(Stored items)
================

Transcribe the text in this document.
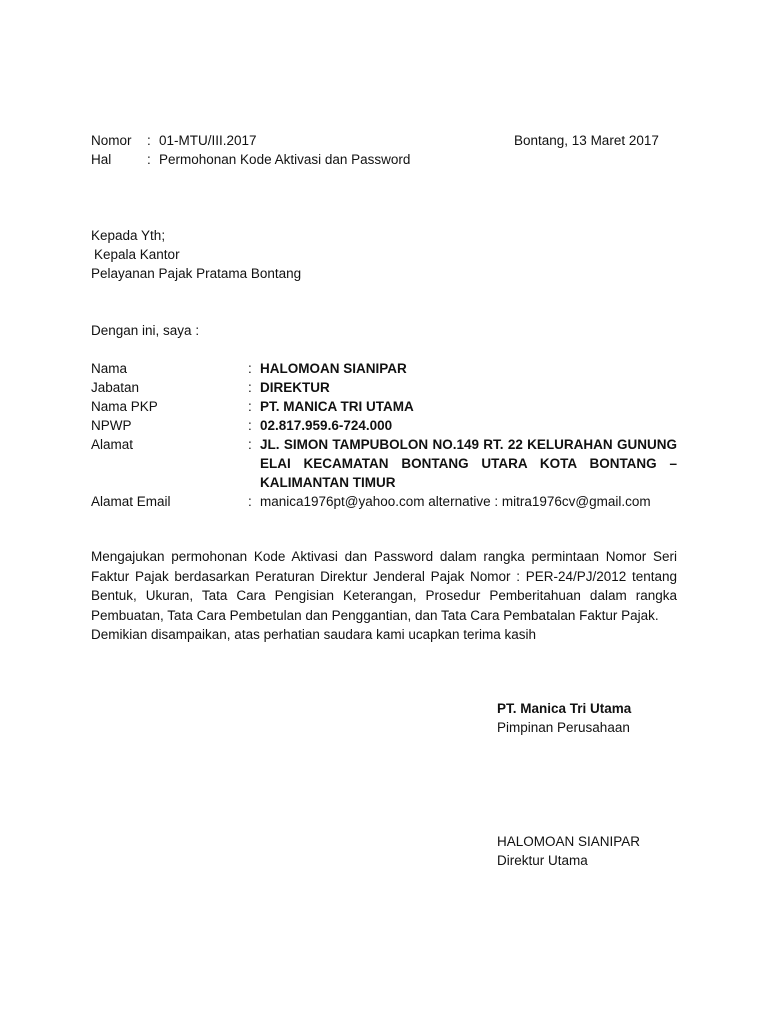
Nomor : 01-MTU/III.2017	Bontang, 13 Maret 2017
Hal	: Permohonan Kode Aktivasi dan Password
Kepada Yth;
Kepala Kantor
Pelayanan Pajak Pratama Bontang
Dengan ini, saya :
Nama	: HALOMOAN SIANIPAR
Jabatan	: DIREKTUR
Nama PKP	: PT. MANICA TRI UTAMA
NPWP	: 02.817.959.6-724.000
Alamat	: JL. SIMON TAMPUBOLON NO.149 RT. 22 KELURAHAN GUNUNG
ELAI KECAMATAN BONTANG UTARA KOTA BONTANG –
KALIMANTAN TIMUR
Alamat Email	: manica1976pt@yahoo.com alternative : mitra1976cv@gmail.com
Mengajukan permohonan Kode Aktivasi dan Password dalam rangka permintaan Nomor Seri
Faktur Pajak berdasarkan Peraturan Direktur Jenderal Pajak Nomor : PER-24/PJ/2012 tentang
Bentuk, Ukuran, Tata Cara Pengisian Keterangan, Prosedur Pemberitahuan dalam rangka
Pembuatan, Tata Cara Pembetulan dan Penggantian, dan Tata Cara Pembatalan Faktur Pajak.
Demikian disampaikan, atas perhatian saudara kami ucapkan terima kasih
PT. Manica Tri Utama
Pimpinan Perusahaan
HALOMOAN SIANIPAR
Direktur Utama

================

*GOAL*:
Leave out the pictures and retype every line above exactly.

*RESPONSE TO THE TASK*:
Transcribe the text in this document.
Nomor : 01-MTU/III.2017	Bontang, 13 Maret 2017
Hal	: Permohonan Kode Aktivasi dan Password
Kepada Yth;
Kepala Kantor
Pelayanan Pajak Pratama Bontang
Dengan ini, saya :
Nama	: HALOMOAN SIANIPAR
Jabatan	: DIREKTUR
Nama PKP	: PT. MANICA TRI UTAMA
NPWP	: 02.817.959.6-724.000
Alamat	: JL. SIMON TAMPUBOLON NO.149 RT. 22 KELURAHAN GUNUNG
ELAI KECAMATAN BONTANG UTARA KOTA BONTANG –
KALIMANTAN TIMUR
Alamat Email	: manica1976pt@yahoo.com alternative : mitra1976cv@gmail.com
Mengajukan permohonan Kode Aktivasi dan Password dalam rangka permintaan Nomor Seri
Faktur Pajak berdasarkan Peraturan Direktur Jenderal Pajak Nomor : PER-24/PJ/2012 tentang
Bentuk, Ukuran, Tata Cara Pengisian Keterangan, Prosedur Pemberitahuan dalam rangka
Pembuatan, Tata Cara Pembetulan dan Penggantian, dan Tata Cara Pembatalan Faktur Pajak.
Demikian disampaikan, atas perhatian saudara kami ucapkan terima kasih
PT. Manica Tri Utama
Pimpinan Perusahaan
HALOMOAN SIANIPAR
Direktur Utama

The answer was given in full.